- [TASK OBJECTIVE]: Extract, from the listing that follows, each line containing the word "PRODUCTS".

- [PROVIDED MATERIAL]:

__________________________________________________

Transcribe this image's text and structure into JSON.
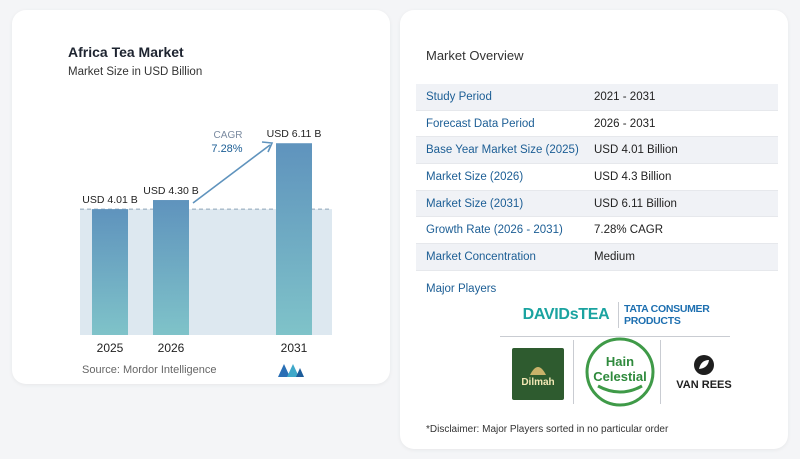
{
  "title": "Africa Tea Market",
  "subtitle": "Market Size in USD Billion",
  "source": "Source:  Mordor Intelligence",
  "cagr_label": "CAGR",
  "cagr_value": "7.28%",
  "colors": {
    "bar_top": "#5f93bd",
    "bar_bottom": "#7fc3c9",
    "band": "#dde8f0",
    "arrow": "#5f93bd",
    "label_blue": "#1c5e95"
  },
  "chart_data": {
    "type": "bar",
    "categories": [
      "2025",
      "2026",
      "2031"
    ],
    "values": [
      4.01,
      4.3,
      6.11
    ],
    "value_labels": [
      "USD 4.01 B",
      "USD 4.30 B",
      "USD 6.11 B"
    ],
    "ylim": [
      0,
      6.85
    ],
    "reference_line": 4.01,
    "xlabel": "",
    "ylabel": ""
  },
  "overview": {
    "title": "Market Overview",
    "rows": [
      {
        "label": "Study Period",
        "value": "2021 - 2031"
      },
      {
        "label": "Forecast Data Period",
        "value": "2026 - 2031"
      },
      {
        "label": "Base Year Market Size (2025)",
        "value": "USD 4.01 Billion"
      },
      {
        "label": "Market Size (2026)",
        "value": "USD 4.3 Billion"
      },
      {
        "label": "Market Size (2031)",
        "value": "USD 6.11 Billion"
      },
      {
        "label": "Growth Rate (2026 - 2031)",
        "value": "7.28% CAGR"
      },
      {
        "label": "Market Concentration",
        "value": "Medium"
      }
    ]
  },
  "major_players": {
    "title": "Major Players",
    "logos": [
      {
        "name": "DAVIDsTEA",
        "text": "DAVIDsTEA"
      },
      {
        "name": "TATA CONSUMER PRODUCTS",
        "text": "TATA CONSUMER PRODUCTS"
      },
      {
        "name": "Dilmah",
        "text": "Dilmah"
      },
      {
        "name": "Hain Celestial",
        "text_1": "Hain",
        "text_2": "Celestial"
      },
      {
        "name": "Van Rees",
        "text": "VAN REES"
      }
    ]
  },
  "disclaimer": "*Disclaimer: Major Players sorted in no particular order"
}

__________________________________________________

- [WRITTEN SOLUTION]:
        "name": "TATA CONSUMER PRODUCTS",
        "text": "TATA CONSUMER PRODUCTS"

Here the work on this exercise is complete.